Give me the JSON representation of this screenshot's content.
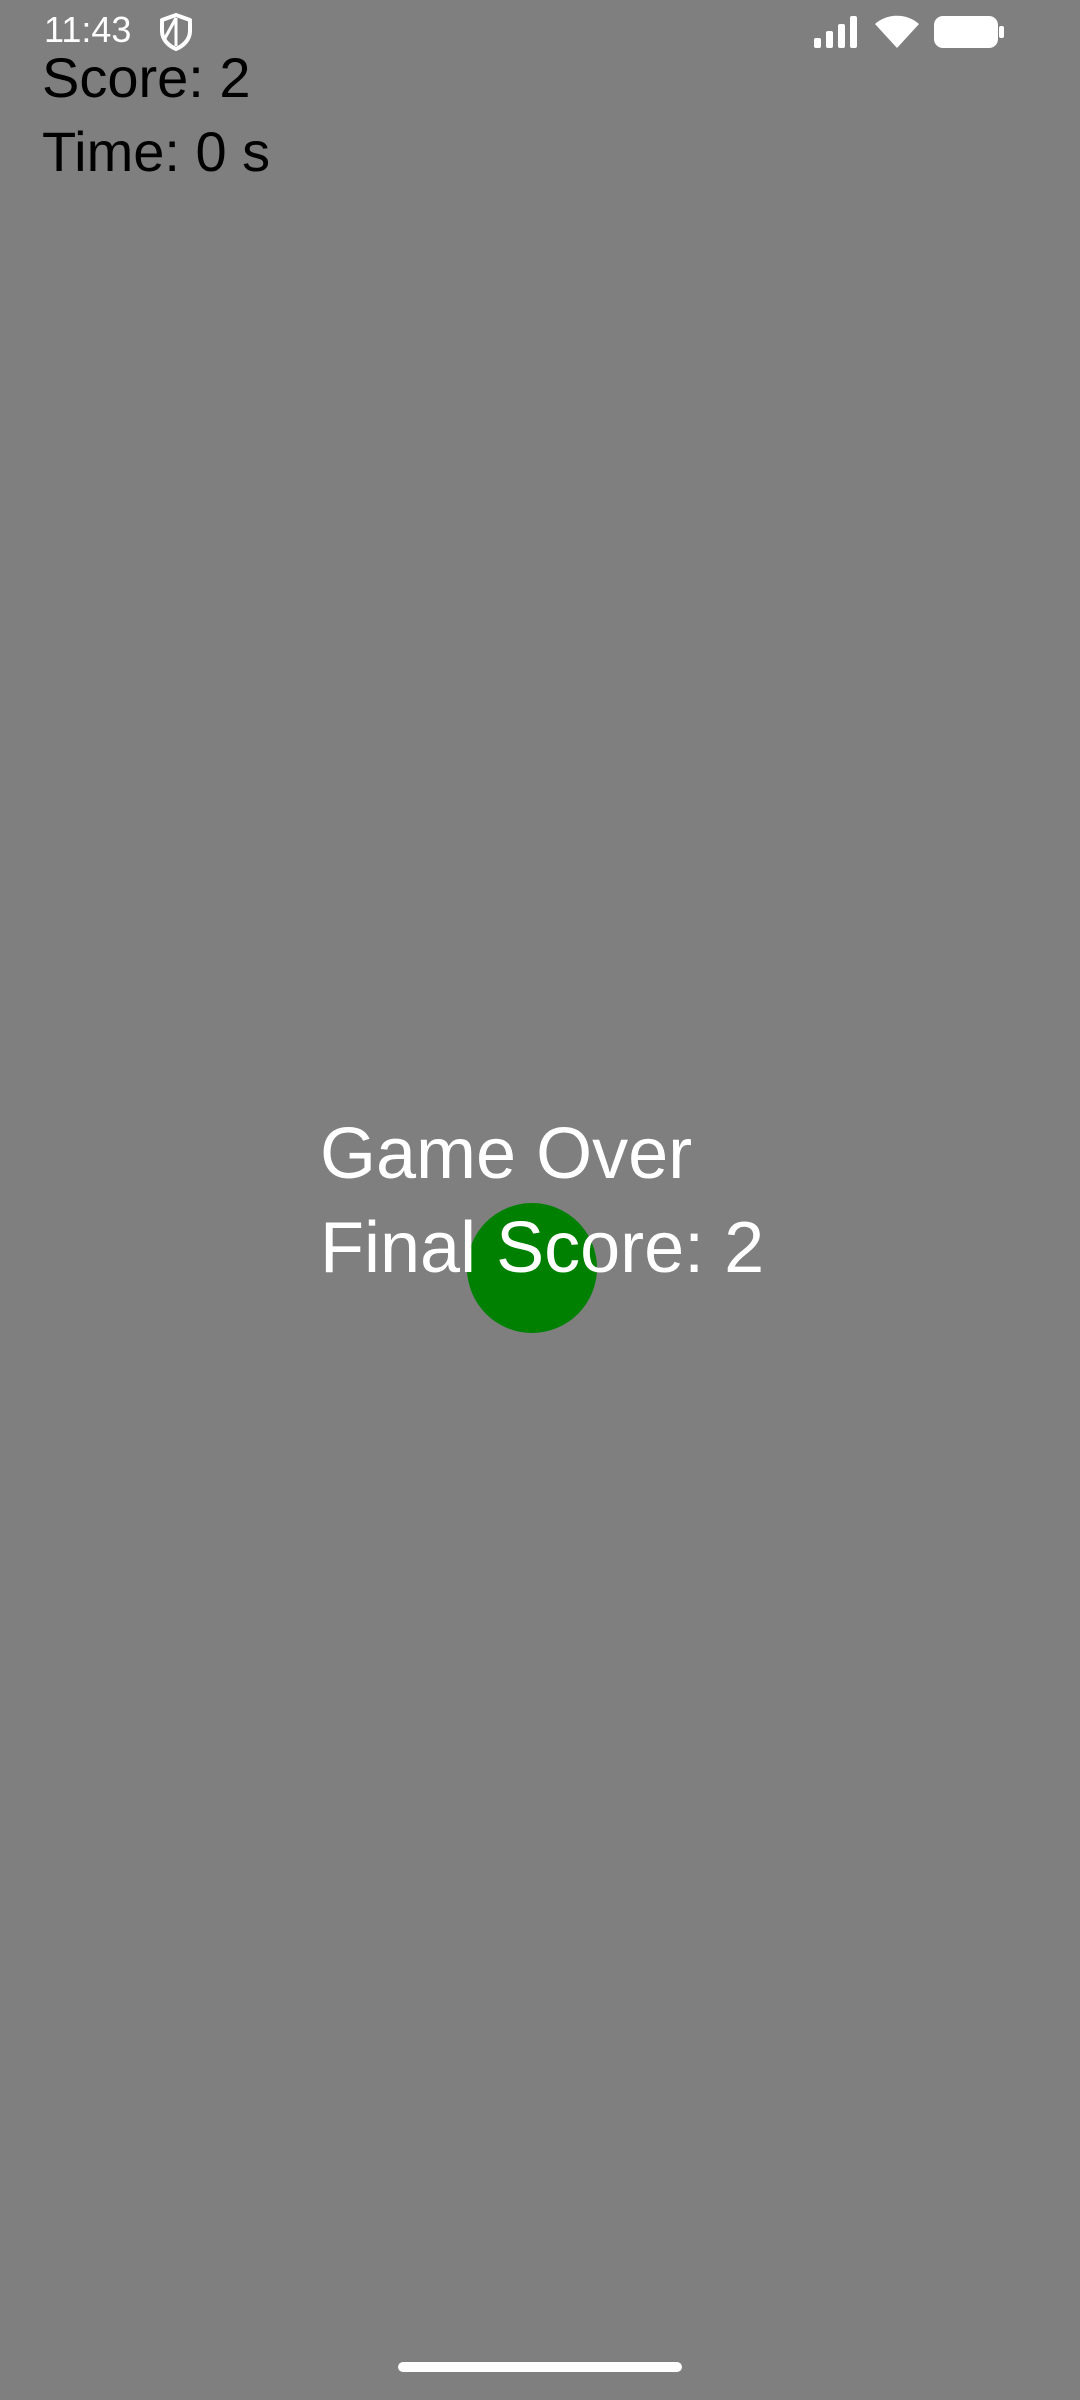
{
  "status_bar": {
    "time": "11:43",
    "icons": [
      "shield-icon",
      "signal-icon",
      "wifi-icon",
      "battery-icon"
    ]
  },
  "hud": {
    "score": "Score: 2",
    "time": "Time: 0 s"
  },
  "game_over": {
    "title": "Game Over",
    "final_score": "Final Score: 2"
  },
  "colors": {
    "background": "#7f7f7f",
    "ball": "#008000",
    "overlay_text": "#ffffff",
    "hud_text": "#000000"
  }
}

__PROBLEM DESCRIPTION__:
Transcribe the preceding listing in its entirety and with exact wording, leaving out pictures.

__OUTPUT__:
Give me the JSON representation of this screenshot's content.
{
  "status_bar": {
    "time": "11:43",
    "icons": [
      "shield-icon",
      "signal-icon",
      "wifi-icon",
      "battery-icon"
    ]
  },
  "hud": {
    "score": "Score: 2",
    "time": "Time: 0 s"
  },
  "game_over": {
    "title": "Game Over",
    "final_score": "Final Score: 2"
  },
  "colors": {
    "background": "#7f7f7f",
    "ball": "#008000",
    "overlay_text": "#ffffff",
    "hud_text": "#000000"
  }
}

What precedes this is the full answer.